Records from a data collection:
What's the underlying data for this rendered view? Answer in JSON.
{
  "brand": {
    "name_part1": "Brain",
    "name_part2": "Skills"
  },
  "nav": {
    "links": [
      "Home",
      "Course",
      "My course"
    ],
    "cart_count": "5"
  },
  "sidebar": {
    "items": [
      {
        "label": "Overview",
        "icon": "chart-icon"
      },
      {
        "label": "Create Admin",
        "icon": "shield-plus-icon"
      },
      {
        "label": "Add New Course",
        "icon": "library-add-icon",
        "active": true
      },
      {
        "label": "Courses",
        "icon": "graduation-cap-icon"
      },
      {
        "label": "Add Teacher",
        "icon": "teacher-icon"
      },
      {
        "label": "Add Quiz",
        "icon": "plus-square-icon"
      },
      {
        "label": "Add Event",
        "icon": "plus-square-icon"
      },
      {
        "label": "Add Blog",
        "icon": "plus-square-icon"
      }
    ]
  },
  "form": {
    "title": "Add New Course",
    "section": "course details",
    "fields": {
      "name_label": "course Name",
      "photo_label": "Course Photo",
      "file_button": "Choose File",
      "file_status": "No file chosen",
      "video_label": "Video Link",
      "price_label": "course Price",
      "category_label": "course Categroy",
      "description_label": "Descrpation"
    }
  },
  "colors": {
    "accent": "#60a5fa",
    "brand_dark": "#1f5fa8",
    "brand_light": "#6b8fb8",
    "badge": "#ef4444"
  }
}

## Exercise task
Extract all of the material exactly as it is written.

## Output for this task
What's the underlying data for this rendered view? Answer in JSON.
{
  "brand": {
    "name_part1": "Brain",
    "name_part2": "Skills"
  },
  "nav": {
    "links": [
      "Home",
      "Course",
      "My course"
    ],
    "cart_count": "5"
  },
  "sidebar": {
    "items": [
      {
        "label": "Overview",
        "icon": "chart-icon"
      },
      {
        "label": "Create Admin",
        "icon": "shield-plus-icon"
      },
      {
        "label": "Add New Course",
        "icon": "library-add-icon",
        "active": true
      },
      {
        "label": "Courses",
        "icon": "graduation-cap-icon"
      },
      {
        "label": "Add Teacher",
        "icon": "teacher-icon"
      },
      {
        "label": "Add Quiz",
        "icon": "plus-square-icon"
      },
      {
        "label": "Add Event",
        "icon": "plus-square-icon"
      },
      {
        "label": "Add Blog",
        "icon": "plus-square-icon"
      }
    ]
  },
  "form": {
    "title": "Add New Course",
    "section": "course details",
    "fields": {
      "name_label": "course Name",
      "photo_label": "Course Photo",
      "file_button": "Choose File",
      "file_status": "No file chosen",
      "video_label": "Video Link",
      "price_label": "course Price",
      "category_label": "course Categroy",
      "description_label": "Descrpation"
    }
  },
  "colors": {
    "accent": "#60a5fa",
    "brand_dark": "#1f5fa8",
    "brand_light": "#6b8fb8",
    "badge": "#ef4444"
  }
}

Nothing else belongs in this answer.